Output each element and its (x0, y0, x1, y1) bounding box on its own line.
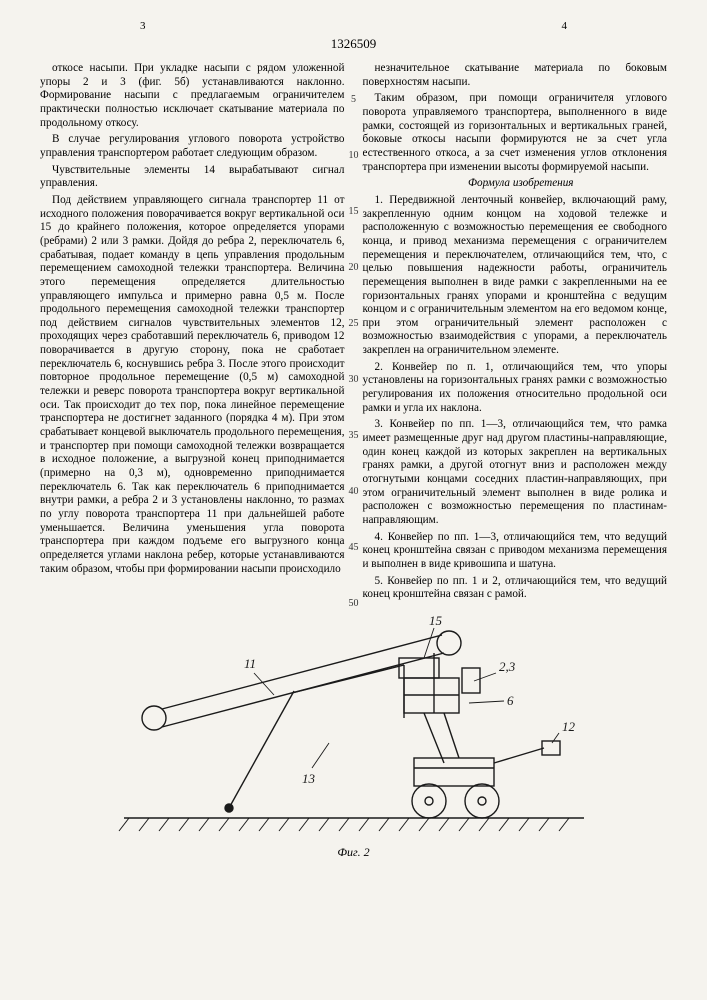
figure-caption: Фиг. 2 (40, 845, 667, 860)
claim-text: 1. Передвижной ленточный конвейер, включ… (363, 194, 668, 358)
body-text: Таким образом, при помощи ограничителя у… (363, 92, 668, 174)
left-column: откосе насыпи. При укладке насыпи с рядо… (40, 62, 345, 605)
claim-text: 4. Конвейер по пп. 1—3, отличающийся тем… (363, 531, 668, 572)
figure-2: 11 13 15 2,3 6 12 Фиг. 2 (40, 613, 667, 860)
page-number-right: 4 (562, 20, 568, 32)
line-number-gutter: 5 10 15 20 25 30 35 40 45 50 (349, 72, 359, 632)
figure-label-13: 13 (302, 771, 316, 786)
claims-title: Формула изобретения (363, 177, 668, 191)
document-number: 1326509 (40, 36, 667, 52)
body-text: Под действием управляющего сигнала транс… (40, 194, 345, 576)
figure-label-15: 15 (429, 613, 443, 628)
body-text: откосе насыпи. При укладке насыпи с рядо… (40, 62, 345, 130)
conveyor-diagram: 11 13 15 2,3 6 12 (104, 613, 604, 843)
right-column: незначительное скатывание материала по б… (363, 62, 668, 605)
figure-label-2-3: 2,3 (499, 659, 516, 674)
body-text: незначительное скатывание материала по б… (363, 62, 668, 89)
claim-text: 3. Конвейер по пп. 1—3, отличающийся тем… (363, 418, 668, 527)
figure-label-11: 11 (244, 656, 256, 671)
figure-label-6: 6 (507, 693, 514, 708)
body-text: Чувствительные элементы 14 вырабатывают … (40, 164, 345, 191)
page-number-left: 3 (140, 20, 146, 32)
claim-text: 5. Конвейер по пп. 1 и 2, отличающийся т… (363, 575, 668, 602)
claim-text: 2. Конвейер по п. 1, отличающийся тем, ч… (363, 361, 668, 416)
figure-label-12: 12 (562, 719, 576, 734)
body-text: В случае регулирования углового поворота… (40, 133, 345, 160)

_ _ _ _ _

Goal:
Please retype everything in the listing from the line containing "figure-caption: Фиг. 2 (40, 845, 667, 860)" down to the line containing "conveyor-diagram: 11 13", both included, exactly as the lines appear.

Solution for this exercise:
figure-caption: Фиг. 2 (40, 845, 667, 860)
claim-text: 1. Передвижной ленточный конвейер, включ… (363, 194, 668, 358)
body-text: Таким образом, при помощи ограничителя у… (363, 92, 668, 174)
left-column: откосе насыпи. При укладке насыпи с рядо… (40, 62, 345, 605)
claim-text: 4. Конвейер по пп. 1—3, отличающийся тем… (363, 531, 668, 572)
figure-2: 11 13 15 2,3 6 12 Фиг. 2 (40, 613, 667, 860)
page-number-right: 4 (562, 20, 568, 32)
line-number-gutter: 5 10 15 20 25 30 35 40 45 50 (349, 72, 359, 632)
figure-label-13: 13 (302, 771, 316, 786)
claims-title: Формула изобретения (363, 177, 668, 191)
document-number: 1326509 (40, 36, 667, 52)
body-text: Под действием управляющего сигнала транс… (40, 194, 345, 576)
figure-label-15: 15 (429, 613, 443, 628)
body-text: откосе насыпи. При укладке насыпи с рядо… (40, 62, 345, 130)
conveyor-diagram: 11 13 15 2,3 6 12 (104, 613, 604, 843)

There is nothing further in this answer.